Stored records
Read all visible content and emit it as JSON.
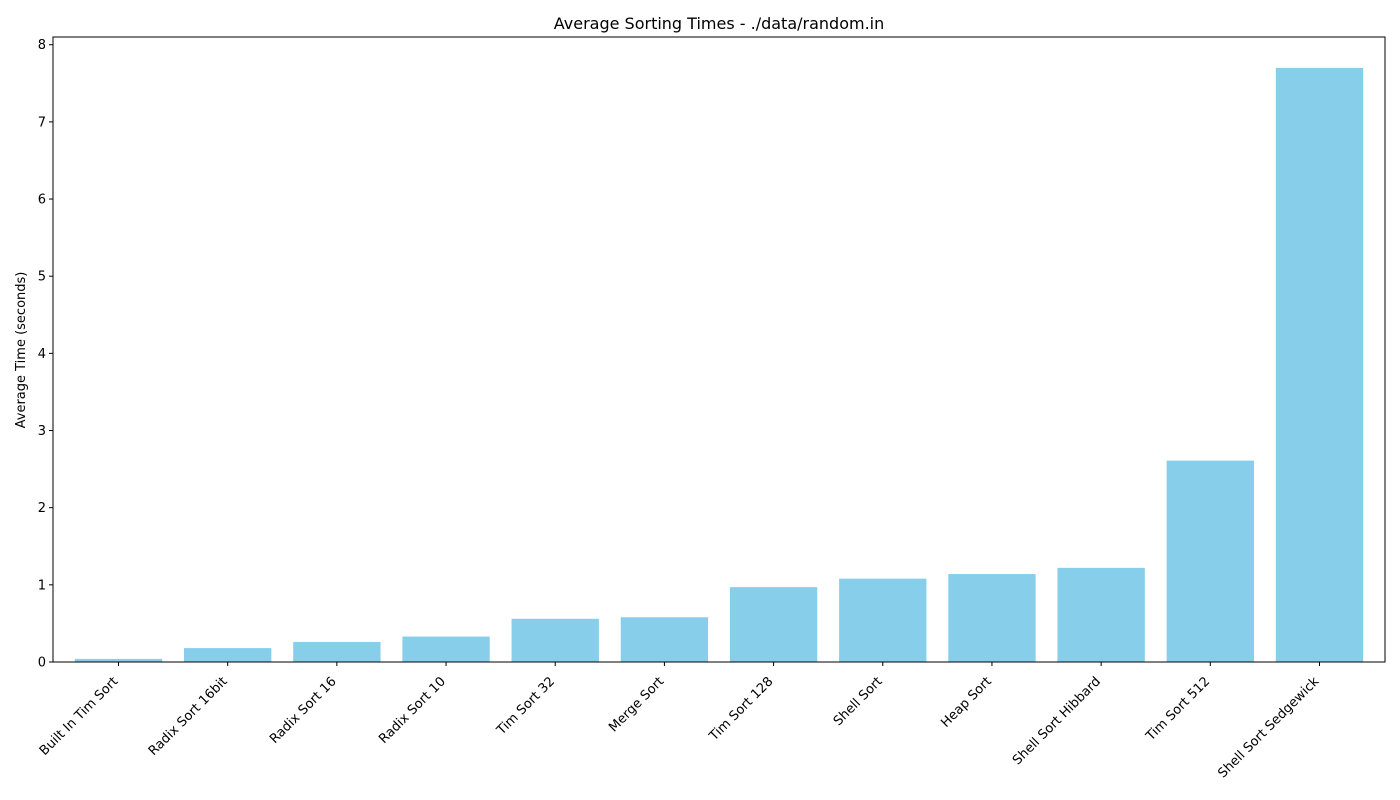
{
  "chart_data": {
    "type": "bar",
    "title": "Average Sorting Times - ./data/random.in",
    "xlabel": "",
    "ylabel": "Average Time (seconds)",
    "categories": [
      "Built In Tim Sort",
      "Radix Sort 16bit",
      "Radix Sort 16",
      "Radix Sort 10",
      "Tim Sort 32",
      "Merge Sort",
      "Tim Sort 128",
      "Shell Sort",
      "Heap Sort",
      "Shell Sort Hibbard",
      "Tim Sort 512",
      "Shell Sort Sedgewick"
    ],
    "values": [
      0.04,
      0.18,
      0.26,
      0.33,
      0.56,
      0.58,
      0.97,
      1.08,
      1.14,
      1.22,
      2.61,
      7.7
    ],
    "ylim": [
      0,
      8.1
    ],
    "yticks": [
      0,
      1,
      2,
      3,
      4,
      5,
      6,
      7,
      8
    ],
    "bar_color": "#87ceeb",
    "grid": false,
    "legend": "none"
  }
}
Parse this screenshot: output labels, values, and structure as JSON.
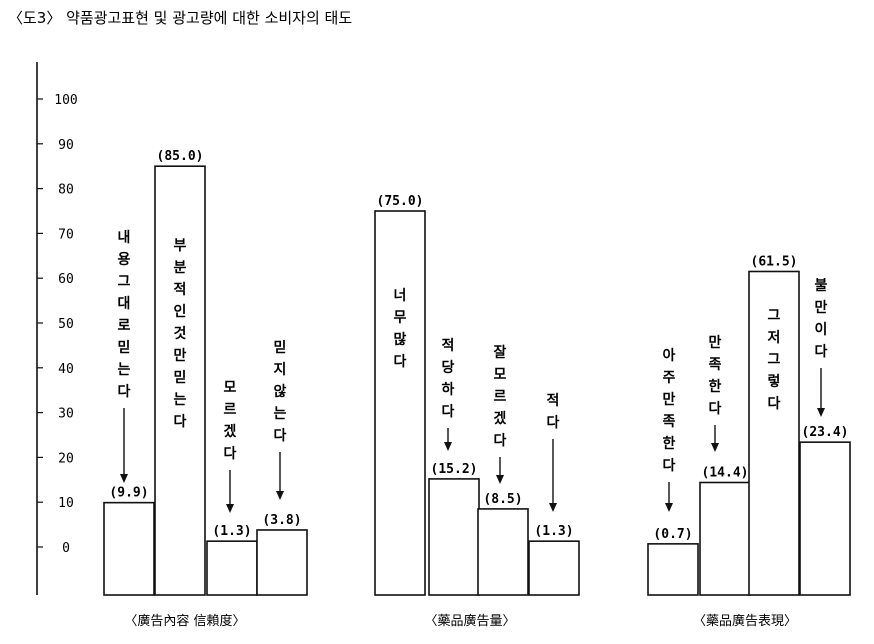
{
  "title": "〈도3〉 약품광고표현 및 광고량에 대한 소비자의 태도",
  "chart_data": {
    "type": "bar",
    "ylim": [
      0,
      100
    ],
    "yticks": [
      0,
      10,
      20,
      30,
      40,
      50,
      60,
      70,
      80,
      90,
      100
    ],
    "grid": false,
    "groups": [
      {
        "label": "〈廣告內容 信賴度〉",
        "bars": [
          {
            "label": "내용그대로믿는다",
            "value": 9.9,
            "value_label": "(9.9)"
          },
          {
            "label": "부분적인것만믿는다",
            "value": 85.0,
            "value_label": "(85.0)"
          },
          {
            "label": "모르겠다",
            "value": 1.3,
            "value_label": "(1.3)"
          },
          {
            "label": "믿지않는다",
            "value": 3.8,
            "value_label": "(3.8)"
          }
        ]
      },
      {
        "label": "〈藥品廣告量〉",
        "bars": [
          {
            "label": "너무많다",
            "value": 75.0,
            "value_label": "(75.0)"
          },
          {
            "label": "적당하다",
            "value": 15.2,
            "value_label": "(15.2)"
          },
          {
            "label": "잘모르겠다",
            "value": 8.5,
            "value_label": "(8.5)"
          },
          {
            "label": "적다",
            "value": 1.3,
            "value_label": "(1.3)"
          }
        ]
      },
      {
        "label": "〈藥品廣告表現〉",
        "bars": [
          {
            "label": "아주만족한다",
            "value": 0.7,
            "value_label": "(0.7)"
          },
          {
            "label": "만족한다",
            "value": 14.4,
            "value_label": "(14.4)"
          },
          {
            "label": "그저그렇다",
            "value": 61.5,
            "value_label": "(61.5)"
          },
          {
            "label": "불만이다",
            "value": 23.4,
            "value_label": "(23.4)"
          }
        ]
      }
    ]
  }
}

STATED TASK:
Scan the material above. Copy each line that holds the word "JSON".

RESPONSE BELOW:
Read all visible content and emit it as JSON.
Parse this screenshot: output labels, values, and structure as JSON.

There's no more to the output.